Set problem>
Copy the lines holding the word "data", all of them.

Begin Given records

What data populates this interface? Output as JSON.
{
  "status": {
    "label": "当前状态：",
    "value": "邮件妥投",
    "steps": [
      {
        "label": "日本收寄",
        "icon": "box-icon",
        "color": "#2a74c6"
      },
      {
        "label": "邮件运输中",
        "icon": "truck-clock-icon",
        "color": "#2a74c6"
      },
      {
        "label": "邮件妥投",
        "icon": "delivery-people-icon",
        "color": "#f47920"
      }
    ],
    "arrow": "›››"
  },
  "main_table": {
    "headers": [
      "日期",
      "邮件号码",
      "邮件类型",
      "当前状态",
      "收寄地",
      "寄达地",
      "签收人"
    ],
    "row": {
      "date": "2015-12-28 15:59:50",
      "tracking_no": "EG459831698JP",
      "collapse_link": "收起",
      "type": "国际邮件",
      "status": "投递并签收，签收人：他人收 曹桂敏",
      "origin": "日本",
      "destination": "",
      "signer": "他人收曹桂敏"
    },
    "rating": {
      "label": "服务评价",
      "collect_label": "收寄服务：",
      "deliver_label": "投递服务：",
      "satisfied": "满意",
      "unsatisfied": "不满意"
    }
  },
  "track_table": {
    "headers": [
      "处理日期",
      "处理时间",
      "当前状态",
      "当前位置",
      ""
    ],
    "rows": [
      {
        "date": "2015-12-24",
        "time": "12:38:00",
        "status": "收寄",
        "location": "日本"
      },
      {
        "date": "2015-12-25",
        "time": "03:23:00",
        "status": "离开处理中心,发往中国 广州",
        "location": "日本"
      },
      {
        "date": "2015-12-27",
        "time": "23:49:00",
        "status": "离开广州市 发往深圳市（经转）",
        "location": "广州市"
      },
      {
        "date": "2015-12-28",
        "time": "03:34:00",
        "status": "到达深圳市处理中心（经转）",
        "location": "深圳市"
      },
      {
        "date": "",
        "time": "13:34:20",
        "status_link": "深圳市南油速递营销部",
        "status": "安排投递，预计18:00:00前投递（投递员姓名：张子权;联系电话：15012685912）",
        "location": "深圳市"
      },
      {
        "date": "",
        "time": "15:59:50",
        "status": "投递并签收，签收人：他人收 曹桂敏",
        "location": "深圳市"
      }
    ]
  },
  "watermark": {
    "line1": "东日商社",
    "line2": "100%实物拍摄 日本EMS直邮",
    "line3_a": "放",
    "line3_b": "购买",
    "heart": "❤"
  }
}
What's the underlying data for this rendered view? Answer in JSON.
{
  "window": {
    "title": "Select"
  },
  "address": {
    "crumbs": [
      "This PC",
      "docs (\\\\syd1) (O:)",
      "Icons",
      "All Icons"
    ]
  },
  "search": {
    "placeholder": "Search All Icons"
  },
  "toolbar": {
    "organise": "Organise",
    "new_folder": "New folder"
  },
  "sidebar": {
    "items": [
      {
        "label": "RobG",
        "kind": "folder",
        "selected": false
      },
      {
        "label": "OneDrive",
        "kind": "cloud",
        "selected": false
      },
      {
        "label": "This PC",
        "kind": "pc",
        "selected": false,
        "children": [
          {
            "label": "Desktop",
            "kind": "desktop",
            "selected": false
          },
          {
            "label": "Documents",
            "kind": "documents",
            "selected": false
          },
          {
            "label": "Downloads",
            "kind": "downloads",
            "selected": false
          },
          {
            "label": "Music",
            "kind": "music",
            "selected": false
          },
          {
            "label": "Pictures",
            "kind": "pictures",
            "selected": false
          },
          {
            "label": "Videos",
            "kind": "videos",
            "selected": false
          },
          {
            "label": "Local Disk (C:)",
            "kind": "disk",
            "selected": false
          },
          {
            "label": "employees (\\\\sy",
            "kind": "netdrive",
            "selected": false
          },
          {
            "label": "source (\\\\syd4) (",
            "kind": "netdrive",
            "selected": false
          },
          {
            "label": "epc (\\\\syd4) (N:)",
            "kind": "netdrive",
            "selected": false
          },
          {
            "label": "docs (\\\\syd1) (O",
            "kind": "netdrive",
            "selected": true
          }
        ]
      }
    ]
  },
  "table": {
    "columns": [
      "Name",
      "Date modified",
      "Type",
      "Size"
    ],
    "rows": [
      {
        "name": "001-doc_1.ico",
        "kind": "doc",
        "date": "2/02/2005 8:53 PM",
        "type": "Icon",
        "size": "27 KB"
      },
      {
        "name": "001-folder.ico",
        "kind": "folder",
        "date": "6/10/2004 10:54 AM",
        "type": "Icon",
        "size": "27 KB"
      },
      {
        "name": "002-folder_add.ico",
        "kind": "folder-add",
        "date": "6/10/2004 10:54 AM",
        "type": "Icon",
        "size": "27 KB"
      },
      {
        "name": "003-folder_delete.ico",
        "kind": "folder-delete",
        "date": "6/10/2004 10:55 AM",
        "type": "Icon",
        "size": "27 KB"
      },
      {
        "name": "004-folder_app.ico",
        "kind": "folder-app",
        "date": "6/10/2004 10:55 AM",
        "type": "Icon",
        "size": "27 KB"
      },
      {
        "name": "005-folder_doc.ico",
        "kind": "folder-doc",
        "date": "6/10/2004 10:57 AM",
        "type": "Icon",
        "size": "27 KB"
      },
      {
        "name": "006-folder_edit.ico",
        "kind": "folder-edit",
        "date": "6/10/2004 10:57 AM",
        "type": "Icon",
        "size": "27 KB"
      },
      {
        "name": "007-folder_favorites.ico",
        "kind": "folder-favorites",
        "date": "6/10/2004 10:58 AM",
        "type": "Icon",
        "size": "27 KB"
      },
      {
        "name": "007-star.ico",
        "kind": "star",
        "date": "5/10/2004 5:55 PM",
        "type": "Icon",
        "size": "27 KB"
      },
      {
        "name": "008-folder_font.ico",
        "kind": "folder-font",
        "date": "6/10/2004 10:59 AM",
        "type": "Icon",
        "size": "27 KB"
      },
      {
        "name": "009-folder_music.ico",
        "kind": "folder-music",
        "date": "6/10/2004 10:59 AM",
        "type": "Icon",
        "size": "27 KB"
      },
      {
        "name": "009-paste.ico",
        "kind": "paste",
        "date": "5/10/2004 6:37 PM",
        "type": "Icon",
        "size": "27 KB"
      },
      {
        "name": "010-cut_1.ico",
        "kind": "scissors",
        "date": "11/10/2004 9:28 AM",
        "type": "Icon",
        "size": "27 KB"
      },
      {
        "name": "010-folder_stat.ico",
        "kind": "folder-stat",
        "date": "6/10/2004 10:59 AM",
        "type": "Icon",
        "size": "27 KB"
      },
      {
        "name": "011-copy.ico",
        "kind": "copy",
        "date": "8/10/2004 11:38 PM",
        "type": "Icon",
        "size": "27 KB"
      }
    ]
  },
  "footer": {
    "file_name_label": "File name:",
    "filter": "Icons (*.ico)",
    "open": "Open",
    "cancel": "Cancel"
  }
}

End Given records

Exercise result>
What data populates this interface? Output as JSON.
What's the underlying data for this rendered view? Answer in JSON.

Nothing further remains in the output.